§ TESTO DI RIFERIMENTO
------------------------------------------------------------

Messa così, forse, è arrivato il momento anche di mandare in soffitta lo stereotipo dell’appassionato di videogiochi nerd e un po’ sfigato. Chiedere conferma a Kuro Takhasomi, venticinquenne tedesco che secondo EsportsEarning.com nel 2017 ha vinto 2,39 milioni di dollari, quasi 3,5 milioni in soli cinque anni di attività. Venticinque, invece, i giocatori che in carriera hanno superato il milione di dollari di prize pool, senza contare i ricchi contratti di sponsorizzazione in un mondo in cui hanno già investito colossi del calibro di Telecom, Samsung, Red Bull, Coca Cola, Adidas, Nike, Under Armour e addirittura Youporn. Di certo, fra le star degli Esports avrà presto un posto importante Brendon Leigh, neomaggiorenne inglese che la scorsa settimana ad Abu Dhabi, in uno degli eventi di contorno dell’ultimo Gp stagionale di Formula 1, si è laureato campione del mondo del circus virtuale in una gara che è stata mandata in diretta in diversi paesi del mondo, compresa l’Italia dove le Esports Series Finals sono state trasmesse sul canale Sky dedicato alla F1. Oltre 63mila i concorrenti di tutto il mondo che avevano partecipato alle selezioni per guadagnarsi il gran finale di Abu Dhabi, 195 mila i tempi di gara postati sulla classifica ufficiale di f1esports.com; 2,3 milioni di minuti sull’account di Facebook, con oltre 1,3 milioni viste-video; 3,1 milioni su Instagram Stories, 1,5 milioni su Instagram impressions, 3,25 milioni di Twitter impressions. I finalisti arrivavano da 11 Paesi, con Germania, Gran Bretagna e Italia a farla da padrone con quattro rappresentanti. Il concorrente turco, invece, proveniva dalla scuola di Fernando Alonso che di recente ha ufficializzato l’intenzione di aprire un proprio team di F1 virtuale, mentre la Renault ha annunciato di voler selezionare i nuovi sviluppatori del simulatore con cui si allenano i piloti ufficiali proprio fra i finalisti delle Esport Series. La Mercedes, invece, è già pronta a creare un proprio team ufficiale. Una settimana prima dell’evento di Abu Dhabi il canale dedicato al motomondiale di Sky Italia aveva trasmesso in diretta da Valencia la prima finale di MotoGP Esport Championship vinta dall’italiano Lorenzo Daretti.

------------------------------------------------------------

§ CONSEGNA
Scrivi il seguito del testo sugli Esports riportato sopra, cominciando subito dopo la sua ultima frase.

Dati per l'analisi strutturata della pagina:
------------------------------------------------------------

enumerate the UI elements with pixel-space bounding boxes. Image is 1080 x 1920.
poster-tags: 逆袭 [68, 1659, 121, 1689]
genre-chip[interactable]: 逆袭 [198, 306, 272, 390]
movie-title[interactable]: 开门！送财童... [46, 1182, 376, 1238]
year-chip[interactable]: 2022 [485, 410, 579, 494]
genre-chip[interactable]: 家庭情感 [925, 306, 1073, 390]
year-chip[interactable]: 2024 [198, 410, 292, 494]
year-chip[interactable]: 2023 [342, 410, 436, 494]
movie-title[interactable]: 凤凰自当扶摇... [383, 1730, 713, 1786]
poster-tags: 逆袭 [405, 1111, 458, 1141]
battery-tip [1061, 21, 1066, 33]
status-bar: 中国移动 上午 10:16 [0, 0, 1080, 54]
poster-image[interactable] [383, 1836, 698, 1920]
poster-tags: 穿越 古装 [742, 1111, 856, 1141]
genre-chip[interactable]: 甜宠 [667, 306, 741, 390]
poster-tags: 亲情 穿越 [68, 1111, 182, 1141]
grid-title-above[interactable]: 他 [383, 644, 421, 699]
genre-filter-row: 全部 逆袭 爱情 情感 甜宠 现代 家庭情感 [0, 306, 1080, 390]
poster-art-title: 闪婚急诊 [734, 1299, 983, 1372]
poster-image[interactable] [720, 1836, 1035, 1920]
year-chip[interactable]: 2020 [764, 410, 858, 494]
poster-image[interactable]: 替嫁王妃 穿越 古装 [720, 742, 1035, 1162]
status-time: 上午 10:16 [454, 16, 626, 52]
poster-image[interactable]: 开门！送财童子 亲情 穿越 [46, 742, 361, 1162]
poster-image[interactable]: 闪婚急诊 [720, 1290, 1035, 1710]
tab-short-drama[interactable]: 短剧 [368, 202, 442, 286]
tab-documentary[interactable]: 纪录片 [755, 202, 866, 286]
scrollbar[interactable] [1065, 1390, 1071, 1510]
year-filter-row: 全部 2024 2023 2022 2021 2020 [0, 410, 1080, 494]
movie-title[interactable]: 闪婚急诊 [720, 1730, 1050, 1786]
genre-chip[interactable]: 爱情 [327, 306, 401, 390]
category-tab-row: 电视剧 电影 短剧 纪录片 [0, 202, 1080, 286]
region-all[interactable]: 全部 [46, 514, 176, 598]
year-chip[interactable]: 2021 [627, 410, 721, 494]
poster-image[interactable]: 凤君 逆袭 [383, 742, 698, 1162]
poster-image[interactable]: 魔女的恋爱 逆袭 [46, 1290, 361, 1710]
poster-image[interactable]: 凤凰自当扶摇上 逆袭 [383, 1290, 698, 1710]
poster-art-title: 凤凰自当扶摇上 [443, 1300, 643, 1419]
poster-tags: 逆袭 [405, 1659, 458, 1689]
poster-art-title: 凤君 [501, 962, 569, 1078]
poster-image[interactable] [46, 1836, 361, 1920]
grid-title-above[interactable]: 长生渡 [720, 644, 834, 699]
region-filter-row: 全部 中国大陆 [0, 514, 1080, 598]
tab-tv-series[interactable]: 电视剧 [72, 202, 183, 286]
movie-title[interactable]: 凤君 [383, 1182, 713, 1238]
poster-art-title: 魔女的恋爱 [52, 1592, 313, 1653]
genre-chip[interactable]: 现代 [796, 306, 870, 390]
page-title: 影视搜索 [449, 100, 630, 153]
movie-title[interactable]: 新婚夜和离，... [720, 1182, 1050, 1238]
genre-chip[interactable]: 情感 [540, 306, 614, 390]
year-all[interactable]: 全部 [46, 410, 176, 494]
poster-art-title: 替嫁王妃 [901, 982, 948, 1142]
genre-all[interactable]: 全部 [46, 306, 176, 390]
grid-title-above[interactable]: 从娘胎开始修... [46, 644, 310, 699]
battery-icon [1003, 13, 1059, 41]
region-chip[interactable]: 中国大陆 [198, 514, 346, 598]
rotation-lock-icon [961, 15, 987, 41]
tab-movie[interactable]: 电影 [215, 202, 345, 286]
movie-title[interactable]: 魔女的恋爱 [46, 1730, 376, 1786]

------------------------------------------------------------

§ RISPOSTA ATTESA
 

Del resto gli Esports fanno gola alle tv da tempo. ESL, una delle principali aziende organizzatrici di eventi sportivi elettronici, nel maggio dello scorso anno ha lanciato Esportstv il primo canale interamente dedicato mentre nelle stesse ore anche la tv di stato portoghese RPT ha inaugurato una sezione tematica dedicata alle competizioni videoludiche. Nel nostro paese è invece visibile dall’11 novembre per gli abbonati di Sky GINX Esports TV, la più grande televisione interamente dedicata al mondo degli sport elettronici che trasmette in 41 paesi e in ben 10 lingue diverse.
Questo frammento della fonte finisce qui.